» **Exercise data**
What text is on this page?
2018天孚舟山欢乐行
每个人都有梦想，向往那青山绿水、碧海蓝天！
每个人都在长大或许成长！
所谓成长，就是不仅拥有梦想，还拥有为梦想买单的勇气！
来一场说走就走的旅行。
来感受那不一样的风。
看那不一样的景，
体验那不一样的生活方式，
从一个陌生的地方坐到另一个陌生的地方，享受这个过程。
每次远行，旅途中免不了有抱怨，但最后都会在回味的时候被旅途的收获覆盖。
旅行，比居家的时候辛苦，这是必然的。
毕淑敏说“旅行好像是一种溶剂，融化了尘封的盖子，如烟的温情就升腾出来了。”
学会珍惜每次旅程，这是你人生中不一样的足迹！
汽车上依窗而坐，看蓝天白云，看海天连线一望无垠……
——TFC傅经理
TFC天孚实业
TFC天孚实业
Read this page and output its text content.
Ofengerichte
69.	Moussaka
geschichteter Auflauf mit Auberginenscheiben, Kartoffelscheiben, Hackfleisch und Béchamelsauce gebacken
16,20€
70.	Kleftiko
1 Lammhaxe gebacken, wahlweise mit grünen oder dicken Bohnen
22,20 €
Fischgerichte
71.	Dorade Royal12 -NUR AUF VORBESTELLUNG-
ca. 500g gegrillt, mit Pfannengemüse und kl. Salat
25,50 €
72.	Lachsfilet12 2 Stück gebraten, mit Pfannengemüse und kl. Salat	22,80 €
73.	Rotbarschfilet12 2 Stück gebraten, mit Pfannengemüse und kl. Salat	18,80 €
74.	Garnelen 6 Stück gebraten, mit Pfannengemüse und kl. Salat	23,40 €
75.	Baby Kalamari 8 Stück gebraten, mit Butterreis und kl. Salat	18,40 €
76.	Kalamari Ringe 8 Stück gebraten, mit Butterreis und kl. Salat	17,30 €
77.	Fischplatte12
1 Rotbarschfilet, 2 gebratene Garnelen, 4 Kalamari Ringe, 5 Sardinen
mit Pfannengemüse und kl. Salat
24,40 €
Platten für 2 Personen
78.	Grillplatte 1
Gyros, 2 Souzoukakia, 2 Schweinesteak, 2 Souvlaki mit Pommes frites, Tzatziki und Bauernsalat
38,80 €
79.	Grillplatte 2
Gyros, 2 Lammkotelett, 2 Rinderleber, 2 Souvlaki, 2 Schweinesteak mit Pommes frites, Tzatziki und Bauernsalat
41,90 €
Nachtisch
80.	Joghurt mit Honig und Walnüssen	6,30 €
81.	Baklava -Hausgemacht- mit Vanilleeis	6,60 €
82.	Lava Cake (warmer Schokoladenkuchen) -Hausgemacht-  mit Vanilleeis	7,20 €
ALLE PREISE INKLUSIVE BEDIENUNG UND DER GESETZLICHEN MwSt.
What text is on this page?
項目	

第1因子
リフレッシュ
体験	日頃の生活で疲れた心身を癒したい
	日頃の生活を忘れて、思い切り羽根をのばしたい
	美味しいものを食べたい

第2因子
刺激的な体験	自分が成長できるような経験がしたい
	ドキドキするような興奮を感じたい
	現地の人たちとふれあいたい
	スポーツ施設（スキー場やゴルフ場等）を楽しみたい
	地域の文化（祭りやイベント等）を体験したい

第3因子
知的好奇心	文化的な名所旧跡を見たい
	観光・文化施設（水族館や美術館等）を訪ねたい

» **The exercise**
Among the lines of the data, identify those with the word "Pommes". Copy each of them.

» **Completed task**
Gyros, 2 Souzoukakia, 2 Schweinesteak, 2 Souvlaki mit Pommes frites, Tzatziki und Bauernsalat
Gyros, 2 Lammkotelett, 2 Rinderleber, 2 Souvlaki, 2 Schweinesteak mit Pommes frites, Tzatziki und Bauernsalat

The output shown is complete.